◆ **YOUR OBJECTIVE**
Wherever the word "Dich" turns up in a line of the entries, copy that line.

◆ **RECORDS SHOWN**
#####

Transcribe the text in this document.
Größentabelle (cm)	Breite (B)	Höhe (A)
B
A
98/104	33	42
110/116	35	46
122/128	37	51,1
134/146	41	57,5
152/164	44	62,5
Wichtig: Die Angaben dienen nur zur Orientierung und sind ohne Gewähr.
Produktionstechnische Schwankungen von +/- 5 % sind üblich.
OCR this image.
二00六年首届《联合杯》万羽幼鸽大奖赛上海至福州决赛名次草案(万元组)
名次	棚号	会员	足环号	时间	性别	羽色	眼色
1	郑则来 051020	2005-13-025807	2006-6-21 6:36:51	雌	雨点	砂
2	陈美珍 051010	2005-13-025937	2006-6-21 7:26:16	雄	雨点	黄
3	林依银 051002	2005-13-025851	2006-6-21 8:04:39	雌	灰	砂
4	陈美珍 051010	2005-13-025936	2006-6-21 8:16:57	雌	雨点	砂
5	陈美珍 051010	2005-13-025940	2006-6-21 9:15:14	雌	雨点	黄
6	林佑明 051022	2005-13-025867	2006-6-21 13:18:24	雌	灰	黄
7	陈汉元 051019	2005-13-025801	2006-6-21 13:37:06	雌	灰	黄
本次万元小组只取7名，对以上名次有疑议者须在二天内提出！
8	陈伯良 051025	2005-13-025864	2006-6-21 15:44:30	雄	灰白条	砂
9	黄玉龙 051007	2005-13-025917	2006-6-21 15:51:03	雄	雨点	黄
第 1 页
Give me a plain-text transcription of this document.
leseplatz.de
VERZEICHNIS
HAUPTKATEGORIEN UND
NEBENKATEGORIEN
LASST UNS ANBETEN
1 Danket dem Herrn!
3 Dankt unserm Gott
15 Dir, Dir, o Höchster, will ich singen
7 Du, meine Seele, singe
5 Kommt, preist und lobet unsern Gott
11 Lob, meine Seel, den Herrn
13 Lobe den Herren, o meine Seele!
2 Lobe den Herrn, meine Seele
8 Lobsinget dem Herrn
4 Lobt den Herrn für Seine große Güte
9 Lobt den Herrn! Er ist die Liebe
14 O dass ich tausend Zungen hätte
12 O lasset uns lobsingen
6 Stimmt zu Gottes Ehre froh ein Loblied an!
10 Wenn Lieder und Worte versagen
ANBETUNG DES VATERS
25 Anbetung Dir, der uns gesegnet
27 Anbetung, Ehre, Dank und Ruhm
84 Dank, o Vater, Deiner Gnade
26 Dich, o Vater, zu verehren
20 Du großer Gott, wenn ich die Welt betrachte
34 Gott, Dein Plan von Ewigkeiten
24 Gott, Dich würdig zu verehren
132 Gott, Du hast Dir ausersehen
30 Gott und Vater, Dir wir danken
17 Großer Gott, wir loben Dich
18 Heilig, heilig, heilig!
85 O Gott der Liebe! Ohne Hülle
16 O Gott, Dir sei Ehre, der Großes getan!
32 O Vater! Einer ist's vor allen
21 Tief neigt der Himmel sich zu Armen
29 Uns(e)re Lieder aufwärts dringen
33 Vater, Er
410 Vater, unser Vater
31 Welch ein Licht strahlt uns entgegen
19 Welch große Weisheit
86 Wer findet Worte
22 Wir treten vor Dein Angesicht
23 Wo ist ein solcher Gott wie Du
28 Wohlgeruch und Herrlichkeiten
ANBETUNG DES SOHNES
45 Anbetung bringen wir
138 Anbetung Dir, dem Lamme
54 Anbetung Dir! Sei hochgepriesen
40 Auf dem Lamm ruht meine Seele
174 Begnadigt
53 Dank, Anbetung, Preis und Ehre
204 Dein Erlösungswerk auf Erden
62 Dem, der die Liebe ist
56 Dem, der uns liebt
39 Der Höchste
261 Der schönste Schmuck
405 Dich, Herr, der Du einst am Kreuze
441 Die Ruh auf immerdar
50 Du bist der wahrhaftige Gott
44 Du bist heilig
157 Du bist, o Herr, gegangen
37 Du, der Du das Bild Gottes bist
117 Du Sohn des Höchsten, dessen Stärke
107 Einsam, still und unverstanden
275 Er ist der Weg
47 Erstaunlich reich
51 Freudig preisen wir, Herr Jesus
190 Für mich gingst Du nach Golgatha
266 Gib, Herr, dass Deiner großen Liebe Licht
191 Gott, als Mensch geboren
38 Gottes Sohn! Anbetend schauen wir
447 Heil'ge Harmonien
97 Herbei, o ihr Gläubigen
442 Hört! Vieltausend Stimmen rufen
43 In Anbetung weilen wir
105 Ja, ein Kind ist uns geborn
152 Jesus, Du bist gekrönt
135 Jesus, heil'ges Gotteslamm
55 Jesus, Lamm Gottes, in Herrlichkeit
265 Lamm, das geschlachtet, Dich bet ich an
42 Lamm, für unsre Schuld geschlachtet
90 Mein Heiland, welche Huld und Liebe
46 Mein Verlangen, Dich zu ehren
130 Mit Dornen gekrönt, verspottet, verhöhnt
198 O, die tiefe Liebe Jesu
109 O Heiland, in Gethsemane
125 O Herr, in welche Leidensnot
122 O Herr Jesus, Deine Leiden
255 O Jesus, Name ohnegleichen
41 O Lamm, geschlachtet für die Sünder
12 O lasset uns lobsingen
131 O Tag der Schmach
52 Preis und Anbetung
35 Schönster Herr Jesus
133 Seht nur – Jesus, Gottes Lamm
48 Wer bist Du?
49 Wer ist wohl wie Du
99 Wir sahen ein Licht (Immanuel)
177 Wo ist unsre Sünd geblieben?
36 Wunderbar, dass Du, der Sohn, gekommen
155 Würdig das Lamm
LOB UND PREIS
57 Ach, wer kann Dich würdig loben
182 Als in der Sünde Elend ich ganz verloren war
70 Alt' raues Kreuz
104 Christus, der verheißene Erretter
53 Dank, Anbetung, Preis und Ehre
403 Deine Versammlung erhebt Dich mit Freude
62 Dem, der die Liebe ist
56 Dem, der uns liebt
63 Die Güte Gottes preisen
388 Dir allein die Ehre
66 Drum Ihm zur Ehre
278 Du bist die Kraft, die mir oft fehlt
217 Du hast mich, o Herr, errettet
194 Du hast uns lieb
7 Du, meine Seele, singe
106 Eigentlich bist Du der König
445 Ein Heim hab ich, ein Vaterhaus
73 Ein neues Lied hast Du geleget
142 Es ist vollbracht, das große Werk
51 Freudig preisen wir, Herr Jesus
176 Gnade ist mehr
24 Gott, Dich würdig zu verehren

#####

◆ **OUTPUT OF THE EXERCISE**
26 Dich, o Vater, zu verehren
24 Gott, Dich würdig zu verehren
17 Großer Gott, wir loben Dich
405 Dich, Herr, der Du einst am Kreuze
265 Lamm, das geschlachtet, Dich bet ich an
46 Mein Verlangen, Dich zu ehren
57 Ach, wer kann Dich würdig loben
403 Deine Versammlung erhebt Dich mit Freude
24 Gott, Dich würdig zu verehren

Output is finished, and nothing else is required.